(Stored items)
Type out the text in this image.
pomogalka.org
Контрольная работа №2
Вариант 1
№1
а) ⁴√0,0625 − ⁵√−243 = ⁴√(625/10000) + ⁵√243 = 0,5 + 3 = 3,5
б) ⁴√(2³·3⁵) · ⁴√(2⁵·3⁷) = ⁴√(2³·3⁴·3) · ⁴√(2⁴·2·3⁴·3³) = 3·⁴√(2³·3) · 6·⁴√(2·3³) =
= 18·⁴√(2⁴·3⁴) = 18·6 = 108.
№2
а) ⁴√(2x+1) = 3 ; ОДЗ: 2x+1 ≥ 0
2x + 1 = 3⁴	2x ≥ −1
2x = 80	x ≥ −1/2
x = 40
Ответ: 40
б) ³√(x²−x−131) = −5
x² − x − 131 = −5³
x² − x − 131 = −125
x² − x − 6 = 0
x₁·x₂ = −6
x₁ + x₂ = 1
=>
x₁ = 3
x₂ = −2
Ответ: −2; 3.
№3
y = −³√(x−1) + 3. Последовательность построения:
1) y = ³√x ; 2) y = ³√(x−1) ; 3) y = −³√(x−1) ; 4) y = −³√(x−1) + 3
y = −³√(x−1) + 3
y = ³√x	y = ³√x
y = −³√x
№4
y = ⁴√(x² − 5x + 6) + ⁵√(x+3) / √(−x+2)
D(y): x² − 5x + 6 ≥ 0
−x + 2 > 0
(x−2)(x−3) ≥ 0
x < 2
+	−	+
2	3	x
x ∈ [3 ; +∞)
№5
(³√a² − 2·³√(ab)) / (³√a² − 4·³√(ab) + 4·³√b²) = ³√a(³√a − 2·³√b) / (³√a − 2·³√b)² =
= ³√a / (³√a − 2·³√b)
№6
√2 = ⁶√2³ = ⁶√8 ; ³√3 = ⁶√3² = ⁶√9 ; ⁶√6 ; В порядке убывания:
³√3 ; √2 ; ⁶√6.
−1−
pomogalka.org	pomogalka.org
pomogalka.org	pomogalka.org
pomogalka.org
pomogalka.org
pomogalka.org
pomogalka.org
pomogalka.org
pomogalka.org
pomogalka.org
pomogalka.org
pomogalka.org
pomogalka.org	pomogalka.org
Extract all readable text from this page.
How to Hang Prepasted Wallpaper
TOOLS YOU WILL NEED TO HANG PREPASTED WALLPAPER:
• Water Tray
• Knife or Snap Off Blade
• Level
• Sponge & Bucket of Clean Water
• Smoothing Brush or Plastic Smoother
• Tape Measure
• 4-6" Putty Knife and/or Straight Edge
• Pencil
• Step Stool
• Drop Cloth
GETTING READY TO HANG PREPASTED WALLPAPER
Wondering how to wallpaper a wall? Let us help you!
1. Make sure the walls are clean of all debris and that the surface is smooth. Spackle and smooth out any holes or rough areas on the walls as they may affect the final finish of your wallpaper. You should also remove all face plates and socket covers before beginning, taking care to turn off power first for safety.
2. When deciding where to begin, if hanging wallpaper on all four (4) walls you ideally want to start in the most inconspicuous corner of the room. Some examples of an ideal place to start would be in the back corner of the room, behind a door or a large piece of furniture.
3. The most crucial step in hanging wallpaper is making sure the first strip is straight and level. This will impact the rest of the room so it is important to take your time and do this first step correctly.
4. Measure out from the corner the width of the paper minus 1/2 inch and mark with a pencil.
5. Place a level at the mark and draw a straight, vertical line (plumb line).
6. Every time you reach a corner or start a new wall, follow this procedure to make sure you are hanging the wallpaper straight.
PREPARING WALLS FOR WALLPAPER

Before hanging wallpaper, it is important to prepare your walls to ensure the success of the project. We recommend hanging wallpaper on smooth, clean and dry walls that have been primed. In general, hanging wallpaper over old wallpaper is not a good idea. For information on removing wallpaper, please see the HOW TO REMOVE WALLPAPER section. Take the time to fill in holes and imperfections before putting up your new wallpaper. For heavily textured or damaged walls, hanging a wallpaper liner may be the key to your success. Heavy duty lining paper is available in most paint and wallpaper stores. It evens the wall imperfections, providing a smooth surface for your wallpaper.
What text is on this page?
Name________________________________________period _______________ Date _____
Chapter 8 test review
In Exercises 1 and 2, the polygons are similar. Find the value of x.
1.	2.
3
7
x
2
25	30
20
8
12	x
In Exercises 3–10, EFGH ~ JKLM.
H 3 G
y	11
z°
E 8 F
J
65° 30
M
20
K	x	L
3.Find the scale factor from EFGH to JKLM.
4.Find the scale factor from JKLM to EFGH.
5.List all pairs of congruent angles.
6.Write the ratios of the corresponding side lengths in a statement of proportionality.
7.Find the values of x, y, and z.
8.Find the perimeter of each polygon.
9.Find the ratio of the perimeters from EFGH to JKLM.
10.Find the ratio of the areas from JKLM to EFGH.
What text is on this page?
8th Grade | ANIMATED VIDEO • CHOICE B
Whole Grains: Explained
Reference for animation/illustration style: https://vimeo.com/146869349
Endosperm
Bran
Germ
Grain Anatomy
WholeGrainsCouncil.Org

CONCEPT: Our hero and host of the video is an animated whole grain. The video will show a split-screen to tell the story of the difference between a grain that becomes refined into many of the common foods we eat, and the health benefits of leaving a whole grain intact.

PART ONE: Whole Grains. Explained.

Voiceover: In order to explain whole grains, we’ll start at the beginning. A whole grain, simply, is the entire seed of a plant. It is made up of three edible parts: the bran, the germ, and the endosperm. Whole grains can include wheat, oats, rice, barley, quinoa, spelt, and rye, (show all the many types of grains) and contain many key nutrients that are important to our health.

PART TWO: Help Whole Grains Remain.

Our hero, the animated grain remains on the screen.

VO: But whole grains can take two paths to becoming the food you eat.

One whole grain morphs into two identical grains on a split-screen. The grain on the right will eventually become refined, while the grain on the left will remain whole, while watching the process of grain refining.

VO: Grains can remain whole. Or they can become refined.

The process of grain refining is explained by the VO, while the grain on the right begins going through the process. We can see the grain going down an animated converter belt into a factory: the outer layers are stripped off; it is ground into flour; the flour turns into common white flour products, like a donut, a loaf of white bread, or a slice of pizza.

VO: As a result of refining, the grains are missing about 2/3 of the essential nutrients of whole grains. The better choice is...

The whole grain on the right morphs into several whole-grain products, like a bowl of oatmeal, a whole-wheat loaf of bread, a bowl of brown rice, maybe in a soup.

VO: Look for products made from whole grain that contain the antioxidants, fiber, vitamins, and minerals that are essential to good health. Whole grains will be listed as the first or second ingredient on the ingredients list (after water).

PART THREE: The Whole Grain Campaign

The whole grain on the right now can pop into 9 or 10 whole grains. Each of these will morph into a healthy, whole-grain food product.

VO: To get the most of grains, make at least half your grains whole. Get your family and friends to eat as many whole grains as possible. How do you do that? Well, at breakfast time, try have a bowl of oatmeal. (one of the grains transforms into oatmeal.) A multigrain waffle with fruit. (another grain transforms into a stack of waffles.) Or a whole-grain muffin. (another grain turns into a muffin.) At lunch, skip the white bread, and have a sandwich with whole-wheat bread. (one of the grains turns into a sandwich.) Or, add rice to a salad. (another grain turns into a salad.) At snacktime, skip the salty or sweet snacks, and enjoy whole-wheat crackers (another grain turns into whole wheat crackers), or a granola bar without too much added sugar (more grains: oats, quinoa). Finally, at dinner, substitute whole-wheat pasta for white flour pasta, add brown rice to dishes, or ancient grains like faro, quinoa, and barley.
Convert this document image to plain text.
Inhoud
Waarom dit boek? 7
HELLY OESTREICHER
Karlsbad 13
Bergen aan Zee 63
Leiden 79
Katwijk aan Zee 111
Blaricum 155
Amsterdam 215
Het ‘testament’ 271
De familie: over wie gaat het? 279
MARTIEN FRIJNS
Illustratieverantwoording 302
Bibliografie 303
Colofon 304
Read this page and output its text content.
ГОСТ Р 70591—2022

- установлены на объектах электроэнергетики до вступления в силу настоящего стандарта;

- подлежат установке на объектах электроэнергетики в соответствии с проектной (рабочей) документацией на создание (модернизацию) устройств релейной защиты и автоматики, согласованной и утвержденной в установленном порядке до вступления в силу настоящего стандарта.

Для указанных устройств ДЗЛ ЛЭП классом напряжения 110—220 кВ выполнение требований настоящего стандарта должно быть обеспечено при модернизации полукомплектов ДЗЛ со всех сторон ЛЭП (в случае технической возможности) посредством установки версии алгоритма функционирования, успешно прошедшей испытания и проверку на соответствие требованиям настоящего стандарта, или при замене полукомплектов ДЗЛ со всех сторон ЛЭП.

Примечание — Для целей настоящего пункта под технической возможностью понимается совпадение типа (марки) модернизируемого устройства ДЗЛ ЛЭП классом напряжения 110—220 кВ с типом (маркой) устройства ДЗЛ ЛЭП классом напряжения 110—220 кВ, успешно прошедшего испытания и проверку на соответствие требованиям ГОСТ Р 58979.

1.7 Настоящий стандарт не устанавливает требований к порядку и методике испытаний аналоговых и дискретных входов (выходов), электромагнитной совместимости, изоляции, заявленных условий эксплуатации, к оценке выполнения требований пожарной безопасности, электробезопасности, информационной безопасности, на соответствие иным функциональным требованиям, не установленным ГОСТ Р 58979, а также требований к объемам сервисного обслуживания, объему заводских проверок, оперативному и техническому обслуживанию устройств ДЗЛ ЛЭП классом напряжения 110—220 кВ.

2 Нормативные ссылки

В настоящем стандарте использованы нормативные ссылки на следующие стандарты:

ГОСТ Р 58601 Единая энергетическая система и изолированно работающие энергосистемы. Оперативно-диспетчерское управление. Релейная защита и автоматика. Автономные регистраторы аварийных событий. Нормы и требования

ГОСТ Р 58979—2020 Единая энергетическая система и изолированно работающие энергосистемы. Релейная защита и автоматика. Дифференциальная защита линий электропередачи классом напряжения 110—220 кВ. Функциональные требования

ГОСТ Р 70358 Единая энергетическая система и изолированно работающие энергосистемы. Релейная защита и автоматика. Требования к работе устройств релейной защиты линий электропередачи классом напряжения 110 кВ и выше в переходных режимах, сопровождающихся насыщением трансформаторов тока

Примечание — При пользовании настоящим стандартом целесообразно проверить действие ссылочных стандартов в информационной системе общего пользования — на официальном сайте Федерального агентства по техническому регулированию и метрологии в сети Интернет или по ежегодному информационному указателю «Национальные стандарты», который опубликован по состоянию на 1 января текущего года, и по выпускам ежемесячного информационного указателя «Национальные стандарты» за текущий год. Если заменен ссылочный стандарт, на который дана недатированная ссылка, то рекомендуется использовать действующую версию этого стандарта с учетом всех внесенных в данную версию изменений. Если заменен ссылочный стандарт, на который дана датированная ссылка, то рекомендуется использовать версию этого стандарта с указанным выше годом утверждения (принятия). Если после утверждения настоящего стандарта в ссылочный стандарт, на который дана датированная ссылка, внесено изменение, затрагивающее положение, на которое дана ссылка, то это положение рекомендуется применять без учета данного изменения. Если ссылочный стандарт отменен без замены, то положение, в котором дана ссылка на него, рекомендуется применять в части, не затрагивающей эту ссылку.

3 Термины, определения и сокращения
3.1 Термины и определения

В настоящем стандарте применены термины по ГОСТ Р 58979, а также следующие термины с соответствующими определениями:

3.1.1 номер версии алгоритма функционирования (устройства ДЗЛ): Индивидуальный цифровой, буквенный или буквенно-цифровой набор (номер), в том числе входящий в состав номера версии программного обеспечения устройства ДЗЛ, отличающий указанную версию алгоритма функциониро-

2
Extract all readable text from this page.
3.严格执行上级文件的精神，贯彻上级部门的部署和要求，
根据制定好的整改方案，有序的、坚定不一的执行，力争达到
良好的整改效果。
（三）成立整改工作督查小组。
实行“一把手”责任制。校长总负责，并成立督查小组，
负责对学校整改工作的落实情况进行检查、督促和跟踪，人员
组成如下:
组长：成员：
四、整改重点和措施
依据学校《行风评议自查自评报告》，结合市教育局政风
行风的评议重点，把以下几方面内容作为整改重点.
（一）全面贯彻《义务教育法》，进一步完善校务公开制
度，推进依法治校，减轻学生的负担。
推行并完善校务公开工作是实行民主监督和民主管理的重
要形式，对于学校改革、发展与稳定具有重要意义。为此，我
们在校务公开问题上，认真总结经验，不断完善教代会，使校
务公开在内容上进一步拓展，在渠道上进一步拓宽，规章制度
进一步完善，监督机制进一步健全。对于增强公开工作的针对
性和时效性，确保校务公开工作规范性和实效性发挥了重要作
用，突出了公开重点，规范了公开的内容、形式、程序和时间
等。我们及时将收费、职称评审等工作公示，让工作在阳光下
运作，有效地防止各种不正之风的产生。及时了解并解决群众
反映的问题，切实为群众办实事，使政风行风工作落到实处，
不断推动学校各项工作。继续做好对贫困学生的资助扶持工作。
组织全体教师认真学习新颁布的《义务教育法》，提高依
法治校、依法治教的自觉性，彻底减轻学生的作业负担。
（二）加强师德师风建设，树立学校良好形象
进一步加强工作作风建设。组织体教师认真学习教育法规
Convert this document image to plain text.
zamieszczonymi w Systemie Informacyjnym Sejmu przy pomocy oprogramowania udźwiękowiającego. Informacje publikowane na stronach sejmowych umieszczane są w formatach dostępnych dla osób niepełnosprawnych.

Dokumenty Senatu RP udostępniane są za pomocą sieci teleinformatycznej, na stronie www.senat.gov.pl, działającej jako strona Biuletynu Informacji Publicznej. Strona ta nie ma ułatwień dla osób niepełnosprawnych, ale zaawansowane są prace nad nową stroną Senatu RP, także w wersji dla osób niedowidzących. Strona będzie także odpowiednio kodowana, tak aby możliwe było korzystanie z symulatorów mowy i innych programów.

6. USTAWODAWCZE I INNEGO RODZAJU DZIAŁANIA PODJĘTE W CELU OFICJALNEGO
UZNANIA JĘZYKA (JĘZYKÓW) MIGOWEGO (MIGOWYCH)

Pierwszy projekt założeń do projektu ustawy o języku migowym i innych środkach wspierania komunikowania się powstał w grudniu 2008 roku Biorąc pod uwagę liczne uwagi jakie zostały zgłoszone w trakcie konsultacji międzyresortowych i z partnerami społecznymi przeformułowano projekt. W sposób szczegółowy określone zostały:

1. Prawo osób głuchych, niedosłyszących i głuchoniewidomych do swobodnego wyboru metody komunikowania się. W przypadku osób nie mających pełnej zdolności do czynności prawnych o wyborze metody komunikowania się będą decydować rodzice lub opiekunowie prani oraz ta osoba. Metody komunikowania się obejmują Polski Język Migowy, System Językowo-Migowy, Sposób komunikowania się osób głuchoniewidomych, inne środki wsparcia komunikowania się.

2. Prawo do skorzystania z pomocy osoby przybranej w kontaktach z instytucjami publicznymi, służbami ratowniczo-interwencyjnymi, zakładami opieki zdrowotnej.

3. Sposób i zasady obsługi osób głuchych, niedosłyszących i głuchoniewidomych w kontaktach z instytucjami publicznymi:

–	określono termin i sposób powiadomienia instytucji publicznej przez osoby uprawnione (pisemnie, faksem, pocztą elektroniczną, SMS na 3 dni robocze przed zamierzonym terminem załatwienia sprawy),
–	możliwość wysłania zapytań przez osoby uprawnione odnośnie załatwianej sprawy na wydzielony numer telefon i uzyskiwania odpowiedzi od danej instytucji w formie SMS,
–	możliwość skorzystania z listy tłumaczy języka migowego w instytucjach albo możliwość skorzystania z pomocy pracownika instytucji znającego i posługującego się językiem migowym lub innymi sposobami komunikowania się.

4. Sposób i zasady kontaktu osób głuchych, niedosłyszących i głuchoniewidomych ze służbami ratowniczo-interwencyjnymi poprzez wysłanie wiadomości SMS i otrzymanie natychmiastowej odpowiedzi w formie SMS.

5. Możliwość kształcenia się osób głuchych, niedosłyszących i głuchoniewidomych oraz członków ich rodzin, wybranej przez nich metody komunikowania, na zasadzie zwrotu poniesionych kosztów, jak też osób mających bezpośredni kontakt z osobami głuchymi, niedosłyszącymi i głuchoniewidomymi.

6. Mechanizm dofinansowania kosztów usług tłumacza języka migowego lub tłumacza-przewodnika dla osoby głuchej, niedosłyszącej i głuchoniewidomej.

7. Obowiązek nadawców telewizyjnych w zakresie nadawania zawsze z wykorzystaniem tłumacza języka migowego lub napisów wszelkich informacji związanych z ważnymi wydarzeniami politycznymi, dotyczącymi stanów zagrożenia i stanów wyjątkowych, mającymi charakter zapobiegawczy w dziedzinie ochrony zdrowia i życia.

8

Job.
Copy whichever lines in the listing above contain the word "screen".

Complete response.
CONCEPT: Our hero and host of the video is an animated whole grain. The video will show a split-screen to tell the story of the difference between a grain that becomes refined into many of the common foods we eat, and the health benefits of leaving a whole grain intact.
Our hero, the animated grain remains on the screen.
One whole grain morphs into two identical grains on a split-screen. The grain on the right will eventually become refined, while the grain on the left will remain whole, while watching the process of grain refining.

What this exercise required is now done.